##### Exercise data

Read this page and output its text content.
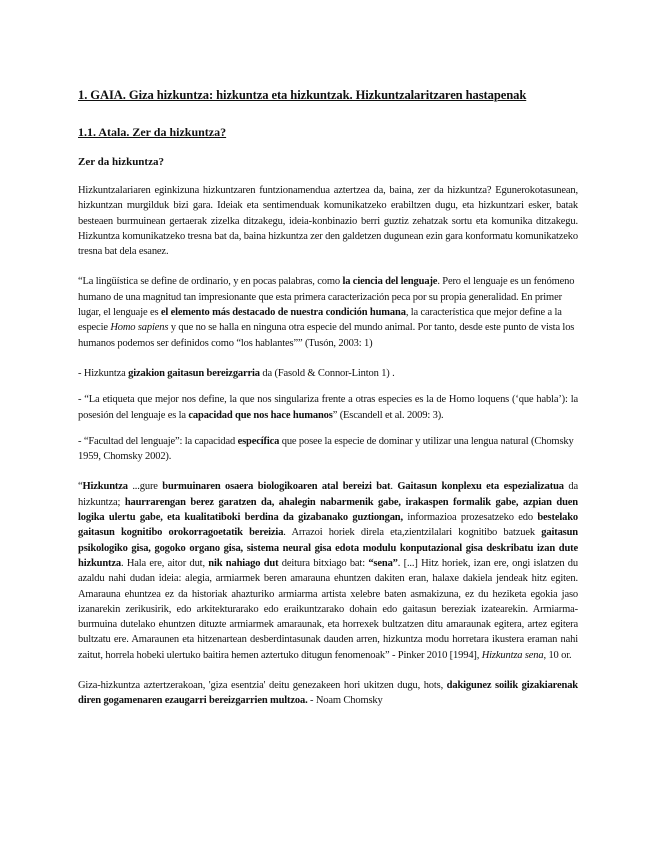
1. GAIA. Giza hizkuntza: hizkuntza eta hizkuntzak. Hizkuntzalaritzaren hastapenak
1.1. Atala. Zer da hizkuntza?
Zer da hizkuntza?

Hizkuntzalariaren eginkizuna hizkuntzaren funtzionamendua aztertzea da, baina, zer da hizkuntza? Egunerokotasunean, hizkuntzan murgilduk bizi gara. Ideiak eta sentimenduak komunikatzeko erabiltzen dugu, eta hizkuntzari esker, batak besteaen burmuinean gertaerak zizelka ditzakegu, ideia-konbinazio berri guztiz zehatzak sortu eta komunika ditzakegu. Hizkuntza komunikatzeko tresna bat da, baina hizkuntza zer den galdetzen dugunean ezin gara konformatu komunikatzeko tresna bat dela esanez.

“La lingüística se define de ordinario, y en pocas palabras, como la ciencia del lenguaje. Pero el lenguaje es un fenómeno humano de una magnitud tan impresionante que esta primera caracterización peca por su propia generalidad. En primer lugar, el lenguaje es el elemento más destacado de nuestra condición humana, la característica que mejor define a la especie Homo sapiens y que no se halla en ninguna otra especie del mundo animal. Por tanto, desde este punto de vista los humanos podemos ser definidos como “los hablantes”” (Tusón, 2003: 1)

- Hizkuntza gizakion gaitasun bereizgarria da (Fasold & Connor-Linton 1) .

- “La etiqueta que mejor nos define, la que nos singulariza frente a otras especies es la de Homo loquens (‘que habla’): la posesión del lenguaje es la capacidad que nos hace humanos” (Escandell et al. 2009: 3).

- “Facultad del lenguaje”: la capacidad específica que posee la especie de dominar y utilizar una lengua natural (Chomsky 1959, Chomsky 2002).

“Hizkuntza ...gure burmuinaren osaera biologikoaren atal bereizi bat. Gaitasun konplexu eta espezializatua da hizkuntza; haurrarengan berez garatzen da, ahalegin nabarmenik gabe, irakaspen formalik gabe, azpian duen logika ulertu gabe, eta kualitatiboki berdina da gizabanako guztiongan, informazioa prozesatzeko edo bestelako gaitasun kognitibo orokorragoetatik bereizia. Arrazoi horiek direla eta,zientzilalari kognitibo batzuek gaitasun psikologiko gisa, gogoko organo gisa, sistema neural gisa edota modulu konputazional gisa deskribatu izan dute hizkuntza. Hala ere, aitor dut, nik nahiago dut deitura bitxiago bat: “sena”. [...] Hitz horiek, izan ere, ongi islatzen du azaldu nahi dudan ideia: alegia, armiarmek beren amarauna ehuntzen dakiten eran, halaxe dakiela jendeak hitz egiten. Amarauna ehuntzea ez da historiak ahazturiko armiarma artista xelebre baten asmakizuna, ez du heziketa egokia jaso izanarekin zerikusirik, edo arkitekturarako edo eraikuntzarako dohain edo gaitasun bereziak izatearekin. Armiarma-burmuina dutelako ehuntzen dituzte armiarmek amaraunak, eta horrexek bultzatzen ditu amaraunak egitera, artez egitera bultzatu ere. Amaraunen eta hitzenartean desberdintasunak dauden arren, hizkuntza modu horretara ikustera eraman nahi zaitut, horrela hobeki ulertuko baitira hemen aztertuko ditugun fenomenoak” - Pinker 2010 [1994], Hizkuntza sena, 10 or.

Giza-hizkuntza aztertzerakoan, 'giza esentzia' deitu genezakeen hori ukitzen dugu, hots, dakigunez soilik gizakiarenak diren gogamenaren ezaugarri bereizgarrien multzoa. - Noam Chomsky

##########

Exercise instructions >>
Print out every entry above without changing a word, and leave out the pictures.

In response >>
Read this page and output its text content.
1. GAIA. Giza hizkuntza: hizkuntza eta hizkuntzak. Hizkuntzalaritzaren hastapenak
1.1. Atala. Zer da hizkuntza?
Zer da hizkuntza?

Hizkuntzalariaren eginkizuna hizkuntzaren funtzionamendua aztertzea da, baina, zer da hizkuntza? Egunerokotasunean, hizkuntzan murgilduk bizi gara. Ideiak eta sentimenduak komunikatzeko erabiltzen dugu, eta hizkuntzari esker, batak besteaen burmuinean gertaerak zizelka ditzakegu, ideia-konbinazio berri guztiz zehatzak sortu eta komunika ditzakegu. Hizkuntza komunikatzeko tresna bat da, baina hizkuntza zer den galdetzen dugunean ezin gara konformatu komunikatzeko tresna bat dela esanez.

“La lingüística se define de ordinario, y en pocas palabras, como la ciencia del lenguaje. Pero el lenguaje es un fenómeno humano de una magnitud tan impresionante que esta primera caracterización peca por su propia generalidad. En primer lugar, el lenguaje es el elemento más destacado de nuestra condición humana, la característica que mejor define a la especie Homo sapiens y que no se halla en ninguna otra especie del mundo animal. Por tanto, desde este punto de vista los humanos podemos ser definidos como “los hablantes”” (Tusón, 2003: 1)

- Hizkuntza gizakion gaitasun bereizgarria da (Fasold & Connor-Linton 1) .

- “La etiqueta que mejor nos define, la que nos singulariza frente a otras especies es la de Homo loquens (‘que habla’): la posesión del lenguaje es la capacidad que nos hace humanos” (Escandell et al. 2009: 3).

- “Facultad del lenguaje”: la capacidad específica que posee la especie de dominar y utilizar una lengua natural (Chomsky 1959, Chomsky 2002).

“Hizkuntza ...gure burmuinaren osaera biologikoaren atal bereizi bat. Gaitasun konplexu eta espezializatua da hizkuntza; haurrarengan berez garatzen da, ahalegin nabarmenik gabe, irakaspen formalik gabe, azpian duen logika ulertu gabe, eta kualitatiboki berdina da gizabanako guztiongan, informazioa prozesatzeko edo bestelako gaitasun kognitibo orokorragoetatik bereizia. Arrazoi horiek direla eta,zientzilalari kognitibo batzuek gaitasun psikologiko gisa, gogoko organo gisa, sistema neural gisa edota modulu konputazional gisa deskribatu izan dute hizkuntza. Hala ere, aitor dut, nik nahiago dut deitura bitxiago bat: “sena”. [...] Hitz horiek, izan ere, ongi islatzen du azaldu nahi dudan ideia: alegia, armiarmek beren amarauna ehuntzen dakiten eran, halaxe dakiela jendeak hitz egiten. Amarauna ehuntzea ez da historiak ahazturiko armiarma artista xelebre baten asmakizuna, ez du heziketa egokia jaso izanarekin zerikusirik, edo arkitekturarako edo eraikuntzarako dohain edo gaitasun bereziak izatearekin. Armiarma-burmuina dutelako ehuntzen dituzte armiarmek amaraunak, eta horrexek bultzatzen ditu amaraunak egitera, artez egitera bultzatu ere. Amaraunen eta hitzenartean desberdintasunak dauden arren, hizkuntza modu horretara ikustera eraman nahi zaitut, horrela hobeki ulertuko baitira hemen aztertuko ditugun fenomenoak” - Pinker 2010 [1994], Hizkuntza sena, 10 or.

Giza-hizkuntza aztertzerakoan, 'giza esentzia' deitu genezakeen hori ukitzen dugu, hots, dakigunez soilik gizakiarenak diren gogamenaren ezaugarri bereizgarrien multzoa. - Noam Chomsky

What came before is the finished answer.